> **DO THIS**: Answer with a single number: the count of lines that hold "title".

> **INPUT**:
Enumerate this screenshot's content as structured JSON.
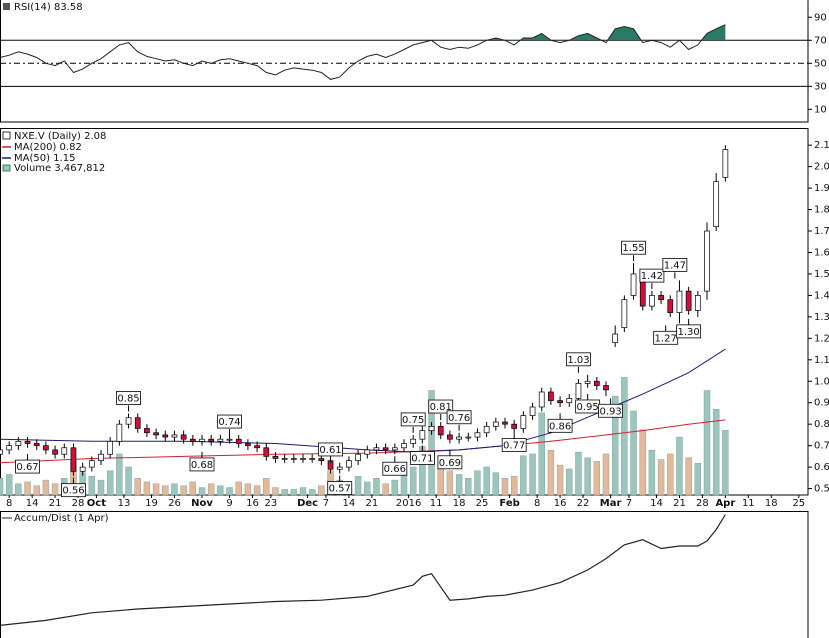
{
  "chart_data": [
    {
      "type": "rsi",
      "title": "RSI(14) 83.58",
      "color": "#222222",
      "fill_color": "#2a7a6a",
      "xlim": [
        0,
        176
      ],
      "ylim": [
        -1,
        105
      ],
      "yticks": [
        90,
        70,
        50,
        30,
        10
      ],
      "overbought": 70,
      "midline": 50,
      "oversold": 30,
      "x": [
        0,
        2,
        4,
        6,
        8,
        10,
        12,
        14,
        16,
        18,
        20,
        22,
        24,
        26,
        28,
        30,
        32,
        34,
        36,
        38,
        40,
        42,
        44,
        46,
        48,
        50,
        52,
        54,
        56,
        58,
        60,
        62,
        64,
        66,
        68,
        70,
        72,
        74,
        76,
        78,
        80,
        82,
        84,
        86,
        88,
        90,
        92,
        94,
        96,
        98,
        100,
        102,
        104,
        106,
        108,
        110,
        112,
        114,
        116,
        118,
        120,
        122,
        124,
        126,
        128,
        130,
        132,
        134,
        136,
        138,
        140,
        142,
        144,
        146,
        148,
        150,
        152,
        154,
        156,
        158
      ],
      "values": [
        55,
        57,
        60,
        58,
        55,
        50,
        48,
        52,
        42,
        45,
        50,
        54,
        60,
        66,
        68,
        60,
        56,
        54,
        52,
        53,
        50,
        48,
        52,
        50,
        53,
        54,
        52,
        50,
        48,
        42,
        40,
        44,
        46,
        45,
        44,
        42,
        36,
        38,
        46,
        52,
        56,
        58,
        55,
        58,
        62,
        66,
        68,
        70,
        64,
        62,
        64,
        63,
        66,
        70,
        72,
        70,
        66,
        72,
        72,
        76,
        70,
        68,
        70,
        74,
        76,
        72,
        68,
        80,
        82,
        80,
        68,
        70,
        68,
        64,
        70,
        62,
        66,
        76,
        80,
        83.58
      ]
    },
    {
      "type": "candlestick",
      "title": "NXE.V (Daily) 2.08",
      "up_color": "#ffffff",
      "down_color": "#d0103a",
      "xlim": [
        0,
        176
      ],
      "ylim": [
        0.47,
        2.18
      ],
      "yticks": [
        0.5,
        0.6,
        0.7,
        0.8,
        0.9,
        {
          "value": 1,
          "label": "1.0"
        },
        1.1,
        1.2,
        1.3,
        1.4,
        1.5,
        1.6,
        1.7,
        1.8,
        1.9,
        {
          "value": 2,
          "label": "2.0"
        },
        2.1
      ],
      "xticks": [
        {
          "value": 2,
          "label": "8"
        },
        {
          "value": 7,
          "label": "14"
        },
        {
          "value": 12,
          "label": "21"
        },
        {
          "value": 17,
          "label": "28"
        },
        {
          "value": 21,
          "label": "Oct"
        },
        {
          "value": 27,
          "label": "13"
        },
        {
          "value": 33,
          "label": "19"
        },
        {
          "value": 38,
          "label": "26"
        },
        {
          "value": 44,
          "label": "Nov"
        },
        {
          "value": 50,
          "label": "9"
        },
        {
          "value": 55,
          "label": "16"
        },
        {
          "value": 59,
          "label": "23"
        },
        {
          "value": 67,
          "label": "Dec"
        },
        {
          "value": 71,
          "label": "7"
        },
        {
          "value": 76,
          "label": "14"
        },
        {
          "value": 81,
          "label": "21"
        },
        {
          "value": 89,
          "label": "2016"
        },
        {
          "value": 95,
          "label": "11"
        },
        {
          "value": 100,
          "label": "18"
        },
        {
          "value": 105,
          "label": "25"
        },
        {
          "value": 111,
          "label": "Feb"
        },
        {
          "value": 117,
          "label": "8"
        },
        {
          "value": 122,
          "label": "16"
        },
        {
          "value": 127,
          "label": "22"
        },
        {
          "value": 133,
          "label": "Mar"
        },
        {
          "value": 137,
          "label": "7"
        },
        {
          "value": 143,
          "label": "14"
        },
        {
          "value": 148,
          "label": "21"
        },
        {
          "value": 153,
          "label": "28"
        },
        {
          "value": 158,
          "label": "Apr"
        },
        {
          "value": 163,
          "label": "11"
        },
        {
          "value": 168,
          "label": "18"
        },
        {
          "value": 174,
          "label": "25"
        }
      ],
      "x": [
        0,
        2,
        4,
        6,
        8,
        10,
        12,
        14,
        16,
        18,
        20,
        22,
        24,
        26,
        28,
        30,
        32,
        34,
        36,
        38,
        40,
        42,
        44,
        46,
        48,
        50,
        52,
        54,
        56,
        58,
        60,
        62,
        64,
        66,
        68,
        70,
        72,
        74,
        76,
        78,
        80,
        82,
        84,
        86,
        88,
        90,
        92,
        94,
        96,
        98,
        100,
        102,
        104,
        106,
        108,
        110,
        112,
        114,
        116,
        118,
        120,
        122,
        124,
        126,
        128,
        130,
        132,
        134,
        136,
        138,
        140,
        142,
        144,
        146,
        148,
        150,
        152,
        154,
        156,
        158
      ],
      "open": [
        0.66,
        0.68,
        0.7,
        0.72,
        0.71,
        0.7,
        0.68,
        0.66,
        0.69,
        0.58,
        0.6,
        0.63,
        0.66,
        0.72,
        0.8,
        0.83,
        0.78,
        0.76,
        0.75,
        0.74,
        0.75,
        0.73,
        0.72,
        0.73,
        0.72,
        0.73,
        0.73,
        0.71,
        0.7,
        0.69,
        0.65,
        0.64,
        0.64,
        0.64,
        0.64,
        0.64,
        0.63,
        0.59,
        0.6,
        0.63,
        0.66,
        0.68,
        0.69,
        0.68,
        0.69,
        0.71,
        0.73,
        0.77,
        0.79,
        0.75,
        0.73,
        0.74,
        0.74,
        0.76,
        0.79,
        0.81,
        0.8,
        0.78,
        0.84,
        0.88,
        0.95,
        0.91,
        0.9,
        0.92,
        0.99,
        1.0,
        0.98,
        1.18,
        1.25,
        1.4,
        1.5,
        1.35,
        1.4,
        1.38,
        1.32,
        1.42,
        1.33,
        1.42,
        1.72,
        1.95
      ],
      "high": [
        0.7,
        0.72,
        0.74,
        0.74,
        0.73,
        0.72,
        0.7,
        0.71,
        0.71,
        0.62,
        0.65,
        0.68,
        0.74,
        0.82,
        0.85,
        0.85,
        0.8,
        0.78,
        0.77,
        0.77,
        0.77,
        0.75,
        0.75,
        0.75,
        0.75,
        0.75,
        0.75,
        0.73,
        0.72,
        0.71,
        0.67,
        0.66,
        0.66,
        0.66,
        0.66,
        0.66,
        0.65,
        0.62,
        0.65,
        0.68,
        0.7,
        0.71,
        0.71,
        0.71,
        0.73,
        0.75,
        0.79,
        0.81,
        0.81,
        0.77,
        0.76,
        0.76,
        0.78,
        0.81,
        0.83,
        0.83,
        0.82,
        0.86,
        0.9,
        0.97,
        0.97,
        0.93,
        0.94,
        1.01,
        1.03,
        1.02,
        1.0,
        1.26,
        1.4,
        1.55,
        1.52,
        1.42,
        1.42,
        1.4,
        1.47,
        1.44,
        1.42,
        1.74,
        1.97,
        2.1
      ],
      "low": [
        0.64,
        0.66,
        0.68,
        0.69,
        0.68,
        0.66,
        0.64,
        0.64,
        0.56,
        0.56,
        0.58,
        0.61,
        0.64,
        0.7,
        0.78,
        0.76,
        0.74,
        0.73,
        0.72,
        0.72,
        0.71,
        0.7,
        0.7,
        0.7,
        0.7,
        0.71,
        0.69,
        0.68,
        0.67,
        0.63,
        0.62,
        0.62,
        0.62,
        0.62,
        0.62,
        0.61,
        0.57,
        0.57,
        0.58,
        0.61,
        0.64,
        0.66,
        0.66,
        0.66,
        0.67,
        0.69,
        0.71,
        0.75,
        0.73,
        0.71,
        0.71,
        0.72,
        0.72,
        0.74,
        0.77,
        0.78,
        0.76,
        0.76,
        0.82,
        0.86,
        0.89,
        0.88,
        0.88,
        0.9,
        0.97,
        0.96,
        0.93,
        1.16,
        1.23,
        1.38,
        1.33,
        1.33,
        1.36,
        1.3,
        1.27,
        1.31,
        1.3,
        1.38,
        1.7,
        1.93
      ],
      "close": [
        0.68,
        0.7,
        0.72,
        0.71,
        0.7,
        0.68,
        0.66,
        0.69,
        0.58,
        0.6,
        0.63,
        0.66,
        0.72,
        0.8,
        0.83,
        0.78,
        0.76,
        0.75,
        0.74,
        0.75,
        0.73,
        0.72,
        0.73,
        0.72,
        0.73,
        0.73,
        0.71,
        0.7,
        0.69,
        0.65,
        0.64,
        0.64,
        0.64,
        0.64,
        0.64,
        0.63,
        0.59,
        0.6,
        0.63,
        0.66,
        0.68,
        0.69,
        0.68,
        0.69,
        0.71,
        0.73,
        0.77,
        0.79,
        0.75,
        0.73,
        0.74,
        0.74,
        0.76,
        0.79,
        0.81,
        0.8,
        0.78,
        0.84,
        0.88,
        0.95,
        0.91,
        0.9,
        0.92,
        0.99,
        1.0,
        0.98,
        0.96,
        1.22,
        1.38,
        1.5,
        1.35,
        1.4,
        1.38,
        1.32,
        1.42,
        1.33,
        1.4,
        1.7,
        1.93,
        2.08
      ],
      "moving_averages": [
        {
          "name": "MA(200) 0.82",
          "color": "#d02030",
          "x": [
            0,
            20,
            40,
            60,
            80,
            100,
            120,
            130,
            140,
            150,
            158
          ],
          "values": [
            0.62,
            0.64,
            0.65,
            0.66,
            0.665,
            0.68,
            0.72,
            0.745,
            0.77,
            0.8,
            0.82
          ]
        },
        {
          "name": "MA(50) 1.15",
          "color": "#1a1a7a",
          "x": [
            0,
            20,
            40,
            60,
            80,
            90,
            100,
            110,
            120,
            130,
            140,
            150,
            158
          ],
          "values": [
            0.73,
            0.72,
            0.72,
            0.71,
            0.68,
            0.67,
            0.68,
            0.7,
            0.76,
            0.85,
            0.94,
            1.04,
            1.15
          ]
        }
      ],
      "volume": {
        "name": "Volume 3,467,812",
        "up_color": "#9cc5bd",
        "down_color": "#e2b99a",
        "ylim": [
          0,
          7500000
        ],
        "values": [
          900000,
          1100000,
          600000,
          700000,
          500000,
          800000,
          600000,
          900000,
          1800000,
          1200000,
          1000000,
          800000,
          1300000,
          2200000,
          1500000,
          900000,
          700000,
          600000,
          500000,
          600000,
          500000,
          700000,
          400000,
          600000,
          500000,
          400000,
          700000,
          600000,
          500000,
          900000,
          400000,
          300000,
          300000,
          400000,
          300000,
          500000,
          1300000,
          800000,
          600000,
          1000000,
          700000,
          900000,
          600000,
          800000,
          1200000,
          1500000,
          2600000,
          5600000,
          1800000,
          1300000,
          1100000,
          900000,
          1300000,
          1500000,
          1200000,
          900000,
          1000000,
          2100000,
          2200000,
          4400000,
          2400000,
          1600000,
          1400000,
          2300000,
          2000000,
          1800000,
          2200000,
          5300000,
          6300000,
          4500000,
          3500000,
          2400000,
          1900000,
          2200000,
          3100000,
          2000000,
          1700000,
          5600000,
          4600000,
          3467812
        ]
      },
      "annotations": [
        {
          "x": 6,
          "value": 0.67,
          "position": "below"
        },
        {
          "x": 16,
          "value": 0.56,
          "position": "below"
        },
        {
          "x": 28,
          "value": 0.85,
          "position": "above"
        },
        {
          "x": 44,
          "value": 0.68,
          "position": "below"
        },
        {
          "x": 50,
          "value": 0.74,
          "position": "above"
        },
        {
          "x": 72,
          "value": 0.61,
          "position": "above"
        },
        {
          "x": 74,
          "value": 0.57,
          "position": "below"
        },
        {
          "x": 86,
          "value": 0.66,
          "position": "below"
        },
        {
          "x": 90,
          "value": 0.75,
          "position": "above"
        },
        {
          "x": 92,
          "value": 0.71,
          "position": "below"
        },
        {
          "x": 96,
          "value": 0.81,
          "position": "above"
        },
        {
          "x": 98,
          "value": 0.69,
          "position": "below"
        },
        {
          "x": 100,
          "value": 0.76,
          "position": "above"
        },
        {
          "x": 112,
          "value": 0.77,
          "position": "below"
        },
        {
          "x": 122,
          "value": 0.86,
          "position": "below"
        },
        {
          "x": 126,
          "value": 1.03,
          "position": "above"
        },
        {
          "x": 128,
          "value": 0.95,
          "position": "below"
        },
        {
          "x": 133,
          "value": 0.93,
          "position": "below"
        },
        {
          "x": 138,
          "value": 1.55,
          "position": "above"
        },
        {
          "x": 142,
          "value": 1.42,
          "position": "above"
        },
        {
          "x": 145,
          "value": 1.27,
          "position": "below"
        },
        {
          "x": 147,
          "value": 1.47,
          "position": "above"
        },
        {
          "x": 150,
          "value": 1.3,
          "label": "1.30",
          "position": "below"
        }
      ]
    },
    {
      "type": "line",
      "title": "Accum/Dist (1 Apr)",
      "color": "#222222",
      "xlim": [
        0,
        176
      ],
      "ylim": [
        0,
        100
      ],
      "x": [
        0,
        10,
        20,
        30,
        40,
        50,
        60,
        70,
        80,
        90,
        92,
        94,
        98,
        102,
        106,
        110,
        116,
        122,
        128,
        132,
        136,
        140,
        144,
        148,
        152,
        154,
        156,
        158
      ],
      "values": [
        10,
        14,
        20,
        23,
        25,
        27,
        29,
        30,
        33,
        42,
        49,
        51,
        30,
        31,
        33,
        34,
        38,
        44,
        54,
        63,
        74,
        78,
        71,
        73,
        73,
        77,
        86,
        98
      ]
    }
  ]
}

> **EXERCISE OUTPUT**: 3